- **INSTRUCTIONS TO FOLLOW**
Scan the entries for lines with the word "this", then copy those lines.

Figure dataset records
◇ ◇ ◇

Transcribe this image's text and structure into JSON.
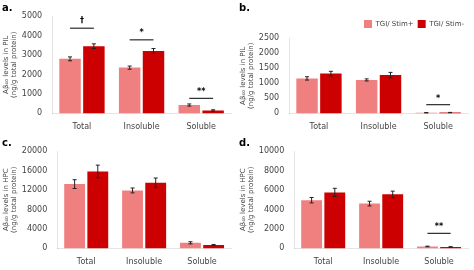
{
  "chart_data": [
    {
      "type": "bar",
      "title": "a.",
      "ylabel": "Aβ₄₀ levels in PIL\n(ng/g total protein)",
      "categories": [
        "Total",
        "Insoluble",
        "Soluble"
      ],
      "series": [
        {
          "name": "TGI/ Stim+",
          "color": "#F08080",
          "values": [
            2800,
            2350,
            430
          ],
          "errors": [
            100,
            80,
            55
          ]
        },
        {
          "name": "TGI/ Stim-",
          "color": "#CC0000",
          "values": [
            3450,
            3200,
            150
          ],
          "errors": [
            120,
            130,
            35
          ]
        }
      ],
      "annotations": [
        {
          "text": "†",
          "category": "Total",
          "y": 4550,
          "line_y": 4375
        },
        {
          "text": "*",
          "category": "Insoluble",
          "y": 3950,
          "line_y": 3775
        },
        {
          "text": "**",
          "category": "Soluble",
          "y": 875,
          "line_y": 775
        }
      ],
      "ylim": [
        0,
        5000
      ],
      "yticks": [
        0,
        1000,
        2000,
        3000,
        4000,
        5000
      ],
      "grid": false
    },
    {
      "type": "bar",
      "title": "b.",
      "ylabel": "Aβ₄₀ levels in PIL\n(ng/g total protein)",
      "categories": [
        "Total",
        "Insoluble",
        "Soluble"
      ],
      "series": [
        {
          "name": "TGI/ Stim+",
          "color": "#F08080",
          "values": [
            1160,
            1110,
            22
          ],
          "errors": [
            55,
            35,
            5
          ]
        },
        {
          "name": "TGI/ Stim-",
          "color": "#CC0000",
          "values": [
            1320,
            1270,
            28
          ],
          "errors": [
            75,
            90,
            5
          ]
        }
      ],
      "annotations": [
        {
          "text": "*",
          "category": "Soluble",
          "y": 337.5,
          "line_y": 287.5
        }
      ],
      "ylim": [
        0,
        2500
      ],
      "yticks": [
        0,
        500,
        1000,
        1500,
        2000,
        2500
      ],
      "grid": false,
      "legend": "upper right"
    },
    {
      "type": "bar",
      "title": "c.",
      "ylabel": "Aβ₄₀ levels in HPC\n(ng/g total protein)",
      "categories": [
        "Total",
        "Insoluble",
        "Soluble"
      ],
      "series": [
        {
          "name": "TGI/ Stim+",
          "color": "#F08080",
          "values": [
            13200,
            11900,
            1150
          ],
          "errors": [
            900,
            500,
            220
          ]
        },
        {
          "name": "TGI/ Stim-",
          "color": "#CC0000",
          "values": [
            15800,
            13500,
            680
          ],
          "errors": [
            1300,
            950,
            130
          ]
        }
      ],
      "ylim": [
        0,
        20000
      ],
      "yticks": [
        0,
        4000,
        8000,
        12000,
        16000,
        20000
      ],
      "grid": false
    },
    {
      "type": "bar",
      "title": "d.",
      "ylabel": "Aβ₄₀ levels in HPC\n(ng/g total protein)",
      "categories": [
        "Total",
        "Insoluble",
        "Soluble"
      ],
      "series": [
        {
          "name": "TGI/ Stim+",
          "color": "#F08080",
          "values": [
            4950,
            4600,
            200
          ],
          "errors": [
            280,
            240,
            30
          ]
        },
        {
          "name": "TGI/ Stim-",
          "color": "#CC0000",
          "values": [
            5750,
            5550,
            150
          ],
          "errors": [
            420,
            330,
            25
          ]
        }
      ],
      "annotations": [
        {
          "text": "**",
          "category": "Soluble",
          "y": 1750,
          "line_y": 1550
        }
      ],
      "ylim": [
        0,
        10000
      ],
      "yticks": [
        0,
        2000,
        4000,
        6000,
        8000,
        10000
      ],
      "grid": false
    }
  ]
}
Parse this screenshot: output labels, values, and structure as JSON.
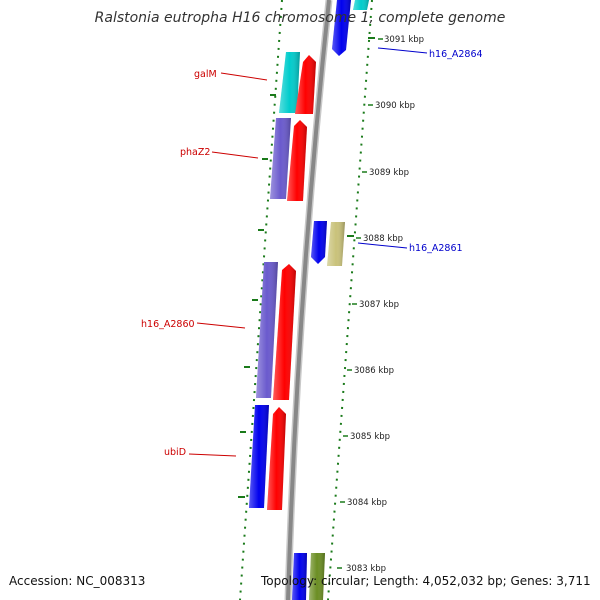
{
  "title": "Ralstonia eutropha H16 chromosome 1, complete genome",
  "footer": {
    "accession": "Accession: NC_008313",
    "topology": "Topology: circular; Length: 4,052,032 bp; Genes: 3,711"
  },
  "colors": {
    "background": "#ffffff",
    "backbone": "#888888",
    "gc_ticks": "#1a7a1a",
    "label_red": "#cc0000",
    "label_blue": "#0000cc",
    "gene_red": "#ff0000",
    "gene_blue": "#0000ee",
    "gene_purple": "#6a5acd",
    "gene_cyan": "#00cccc",
    "gene_khaki": "#c9c27a",
    "gene_olive": "#6b8e23"
  },
  "ticks": [
    "3091 kbp",
    "3090 kbp",
    "3089 kbp",
    "3088 kbp",
    "3087 kbp",
    "3086 kbp",
    "3085 kbp",
    "3084 kbp",
    "3083 kbp"
  ],
  "labels": [
    {
      "text": "galM",
      "color": "red",
      "side": "left"
    },
    {
      "text": "phaZ2",
      "color": "red",
      "side": "left"
    },
    {
      "text": "h16_A2860",
      "color": "red",
      "side": "left"
    },
    {
      "text": "ubiD",
      "color": "red",
      "side": "left"
    },
    {
      "text": "h16_A2864",
      "color": "blue",
      "side": "right"
    },
    {
      "text": "h16_A2861",
      "color": "blue",
      "side": "right"
    }
  ]
}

◇ ◇ ◇

- **EXERCISE RESULT**
Transcribe this image's text and structure into JSON.
Parse this screenshot: output labels, values, and structure as JSON.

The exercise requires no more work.